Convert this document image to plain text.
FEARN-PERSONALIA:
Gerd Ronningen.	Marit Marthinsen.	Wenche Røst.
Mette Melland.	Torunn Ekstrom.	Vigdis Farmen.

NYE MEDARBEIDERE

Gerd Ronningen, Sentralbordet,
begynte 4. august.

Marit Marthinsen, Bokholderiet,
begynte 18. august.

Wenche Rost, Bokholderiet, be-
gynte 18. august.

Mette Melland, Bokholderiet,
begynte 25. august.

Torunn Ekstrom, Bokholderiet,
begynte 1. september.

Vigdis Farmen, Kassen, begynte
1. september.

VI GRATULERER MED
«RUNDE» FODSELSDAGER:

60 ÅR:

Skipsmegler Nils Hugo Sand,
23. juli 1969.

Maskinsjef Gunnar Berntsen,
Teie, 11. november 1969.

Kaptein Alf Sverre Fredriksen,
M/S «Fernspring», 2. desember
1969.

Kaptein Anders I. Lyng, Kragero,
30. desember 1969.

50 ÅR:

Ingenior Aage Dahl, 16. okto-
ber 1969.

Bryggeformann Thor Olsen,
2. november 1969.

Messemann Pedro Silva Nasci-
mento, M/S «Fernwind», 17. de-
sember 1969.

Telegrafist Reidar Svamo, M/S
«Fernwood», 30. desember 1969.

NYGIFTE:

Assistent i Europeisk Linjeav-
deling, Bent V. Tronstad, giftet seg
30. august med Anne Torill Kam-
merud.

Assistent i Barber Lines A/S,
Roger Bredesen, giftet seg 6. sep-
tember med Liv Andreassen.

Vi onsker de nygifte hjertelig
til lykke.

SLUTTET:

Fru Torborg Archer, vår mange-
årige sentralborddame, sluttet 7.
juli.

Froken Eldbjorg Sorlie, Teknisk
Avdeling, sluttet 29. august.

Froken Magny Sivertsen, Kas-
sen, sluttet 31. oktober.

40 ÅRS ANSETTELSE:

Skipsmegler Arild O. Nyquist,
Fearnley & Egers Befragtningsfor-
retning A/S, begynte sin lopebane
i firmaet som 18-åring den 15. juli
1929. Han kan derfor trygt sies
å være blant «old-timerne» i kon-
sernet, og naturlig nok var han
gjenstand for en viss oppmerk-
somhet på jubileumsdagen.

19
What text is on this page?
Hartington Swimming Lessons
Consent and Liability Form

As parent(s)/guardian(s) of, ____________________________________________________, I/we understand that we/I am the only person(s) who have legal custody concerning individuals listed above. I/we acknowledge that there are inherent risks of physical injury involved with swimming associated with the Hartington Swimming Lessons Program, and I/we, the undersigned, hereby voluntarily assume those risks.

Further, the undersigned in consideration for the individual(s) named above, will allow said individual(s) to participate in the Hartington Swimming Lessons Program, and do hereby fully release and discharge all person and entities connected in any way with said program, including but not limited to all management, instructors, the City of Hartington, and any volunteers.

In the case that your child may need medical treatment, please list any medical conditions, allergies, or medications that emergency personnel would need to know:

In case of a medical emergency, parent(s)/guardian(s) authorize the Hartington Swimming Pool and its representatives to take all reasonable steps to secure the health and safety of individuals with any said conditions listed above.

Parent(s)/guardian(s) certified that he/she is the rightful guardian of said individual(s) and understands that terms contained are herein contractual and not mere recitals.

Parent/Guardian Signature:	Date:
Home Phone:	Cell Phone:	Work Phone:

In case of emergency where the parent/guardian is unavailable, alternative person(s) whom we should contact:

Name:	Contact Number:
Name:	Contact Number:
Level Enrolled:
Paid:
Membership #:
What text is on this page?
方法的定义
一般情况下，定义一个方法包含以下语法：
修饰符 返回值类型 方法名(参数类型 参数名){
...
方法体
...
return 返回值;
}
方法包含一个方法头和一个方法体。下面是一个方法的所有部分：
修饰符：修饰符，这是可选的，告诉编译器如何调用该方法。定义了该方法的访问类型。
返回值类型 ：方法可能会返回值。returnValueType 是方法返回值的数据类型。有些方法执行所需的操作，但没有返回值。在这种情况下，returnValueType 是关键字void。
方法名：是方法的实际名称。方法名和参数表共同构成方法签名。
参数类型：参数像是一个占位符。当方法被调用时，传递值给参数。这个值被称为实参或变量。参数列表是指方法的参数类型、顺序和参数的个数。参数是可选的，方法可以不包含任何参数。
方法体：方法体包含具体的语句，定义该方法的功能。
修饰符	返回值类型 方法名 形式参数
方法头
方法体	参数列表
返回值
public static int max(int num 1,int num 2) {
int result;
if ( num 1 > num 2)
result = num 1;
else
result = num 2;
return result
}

- WHAT NEEDS TO BE DONE -
Scan the lines above for "case", then copy every one that has it.

- WRITTEN SOLUTION -
In the case that your child may need medical treatment, please list any medical conditions, allergies, or medications that emergency personnel would need to know:
In case of a medical emergency, parent(s)/guardian(s) authorize the Hartington Swimming Pool and its representatives to take all reasonable steps to secure the health and safety of individuals with any said conditions listed above.
In case of emergency where the parent/guardian is unavailable, alternative person(s) whom we should contact:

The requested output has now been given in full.